**Requirement**:
Whenever a line in this data holds the word "heading", report that line in full.
****************
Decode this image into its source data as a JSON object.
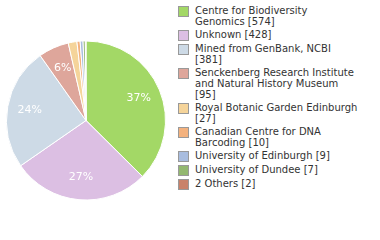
{
  "chart_data": {
    "type": "pie",
    "categories": [
      "Centre for Biodiversity Genomics [574]",
      "Unknown [428]",
      "Mined from GenBank, NCBI [381]",
      "Senckenberg Research Institute and Natural History Museum [95]",
      "Royal Botanic Garden Edinburgh [27]",
      "Canadian Centre for DNA Barcoding [10]",
      "University of Edinburgh [9]",
      "University of Dundee [7]",
      "2 Others [2]"
    ],
    "values": [
      574,
      428,
      381,
      95,
      27,
      10,
      9,
      7,
      2
    ],
    "percent_labels": [
      "37%",
      "27%",
      "24%",
      "6%",
      null,
      null,
      null,
      null,
      null
    ],
    "colors": [
      "#a3d866",
      "#dcbfe3",
      "#cddae6",
      "#dea69b",
      "#f5d49a",
      "#f4b27e",
      "#a9bddf",
      "#93b870",
      "#c9826a"
    ],
    "legend": "right",
    "data_labels": true
  }
}
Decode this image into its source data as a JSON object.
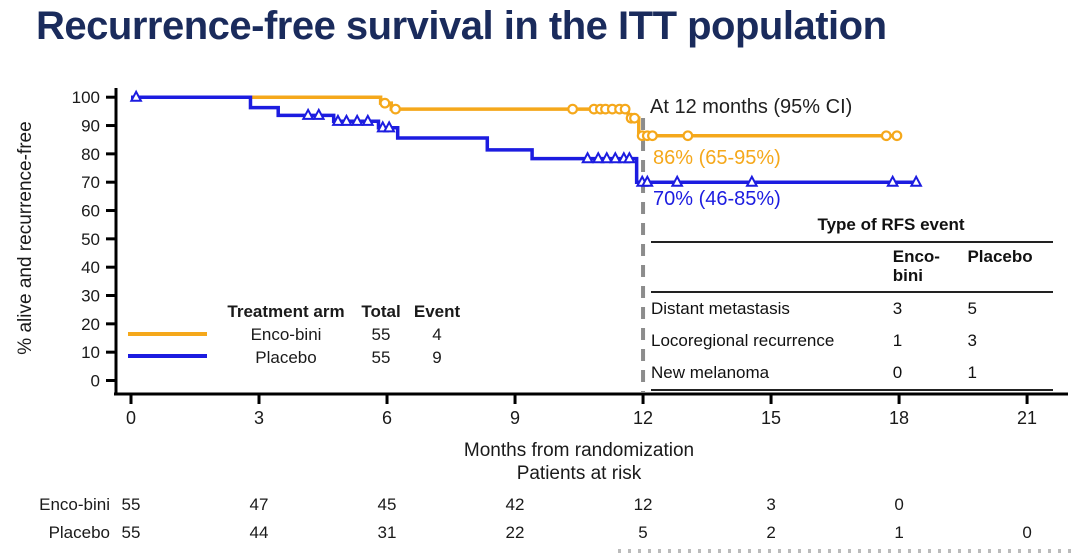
{
  "title": "Recurrence-free survival in the ITT population",
  "colors": {
    "encobini": "#F5Aookup",
    "placebo": "#1C1CE0",
    "title_navy": "#1A2B5C",
    "axis_black": "#1a1a1a",
    "dashed_gray": "#8C8C8C"
  },
  "annotation": {
    "heading": "At 12 months (95% CI)",
    "encobini_value": "86% (65-95%)",
    "placebo_value": "70% (46-85%)"
  },
  "legend": {
    "col_headers": [
      "Treatment arm",
      "Total",
      "Event"
    ],
    "rows": [
      {
        "arm": "Enco-bini",
        "total": "55",
        "event": "4"
      },
      {
        "arm": "Placebo",
        "total": "55",
        "event": "9"
      }
    ]
  },
  "rfs_table": {
    "title": "Type of RFS event",
    "col_headers": [
      "Enco-bini",
      "Placebo"
    ],
    "rows": [
      {
        "label": "Distant metastasis",
        "encobini": "3",
        "placebo": "5"
      },
      {
        "label": "Locoregional recurrence",
        "encobini": "1",
        "placebo": "3"
      },
      {
        "label": "New melanoma",
        "encobini": "0",
        "placebo": "1"
      }
    ]
  },
  "chart_data": {
    "type": "line",
    "subtype": "kaplan-meier-step",
    "title": "Recurrence-free survival in the ITT population",
    "xlabel": "Months from randomization",
    "ylabel": "% alive and recurrence-free",
    "x_ticks": [
      0,
      3,
      6,
      9,
      12,
      15,
      18,
      21
    ],
    "y_ticks": [
      0,
      10,
      20,
      30,
      40,
      50,
      60,
      70,
      80,
      90,
      100
    ],
    "xlim": [
      0,
      21.9
    ],
    "ylim": [
      0,
      100
    ],
    "grid": false,
    "reference_line_month": 12,
    "series": [
      {
        "name": "Enco-bini",
        "color_key": "encobini",
        "marker": "circle",
        "total": 55,
        "events": 4,
        "start_value": 100,
        "steps": [
          [
            5.85,
            97.9
          ],
          [
            6.1,
            95.8
          ],
          [
            11.65,
            92.6
          ],
          [
            11.9,
            86.4
          ]
        ],
        "end_month": 18.0,
        "censor_marks": [
          [
            5.95,
            97.9
          ],
          [
            6.2,
            95.8
          ],
          [
            10.35,
            95.8
          ],
          [
            10.85,
            95.8
          ],
          [
            11.0,
            95.8
          ],
          [
            11.12,
            95.8
          ],
          [
            11.28,
            95.8
          ],
          [
            11.45,
            95.8
          ],
          [
            11.58,
            95.8
          ],
          [
            11.72,
            92.6
          ],
          [
            11.8,
            92.6
          ],
          [
            11.98,
            86.4
          ],
          [
            12.1,
            86.4
          ],
          [
            12.22,
            86.4
          ],
          [
            13.05,
            86.4
          ],
          [
            17.7,
            86.4
          ],
          [
            17.95,
            86.4
          ]
        ],
        "value_at_12_months": "86% (65-95%)"
      },
      {
        "name": "Placebo",
        "color_key": "placebo",
        "marker": "triangle",
        "total": 55,
        "events": 9,
        "start_value": 100,
        "steps": [
          [
            2.8,
            96.3
          ],
          [
            3.45,
            93.6
          ],
          [
            4.75,
            91.5
          ],
          [
            5.8,
            89.2
          ],
          [
            6.25,
            85.6
          ],
          [
            8.35,
            81.4
          ],
          [
            9.4,
            78.3
          ],
          [
            11.85,
            70.0
          ]
        ],
        "end_month": 18.4,
        "censor_marks": [
          [
            0.12,
            100
          ],
          [
            4.15,
            93.6
          ],
          [
            4.4,
            93.6
          ],
          [
            4.85,
            91.5
          ],
          [
            5.05,
            91.5
          ],
          [
            5.3,
            91.5
          ],
          [
            5.55,
            91.5
          ],
          [
            5.9,
            89.2
          ],
          [
            6.05,
            89.2
          ],
          [
            10.7,
            78.3
          ],
          [
            10.95,
            78.3
          ],
          [
            11.15,
            78.3
          ],
          [
            11.35,
            78.3
          ],
          [
            11.55,
            78.3
          ],
          [
            11.68,
            78.3
          ],
          [
            11.98,
            70
          ],
          [
            12.1,
            70
          ],
          [
            12.8,
            70
          ],
          [
            14.55,
            70
          ],
          [
            17.85,
            70
          ],
          [
            18.4,
            70
          ]
        ],
        "value_at_12_months": "70% (46-85%)"
      }
    ],
    "risk_table": {
      "heading": "Patients at risk",
      "rows": [
        {
          "label": "Enco-bini",
          "counts": [
            "55",
            "47",
            "45",
            "42",
            "12",
            "3",
            "0"
          ]
        },
        {
          "label": "Placebo",
          "counts": [
            "55",
            "44",
            "31",
            "22",
            "5",
            "2",
            "1",
            "0"
          ]
        }
      ]
    }
  }
}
****************
**Exercise output**:
    "heading": "At 12 months (95% CI)",
      "heading": "Patients at risk",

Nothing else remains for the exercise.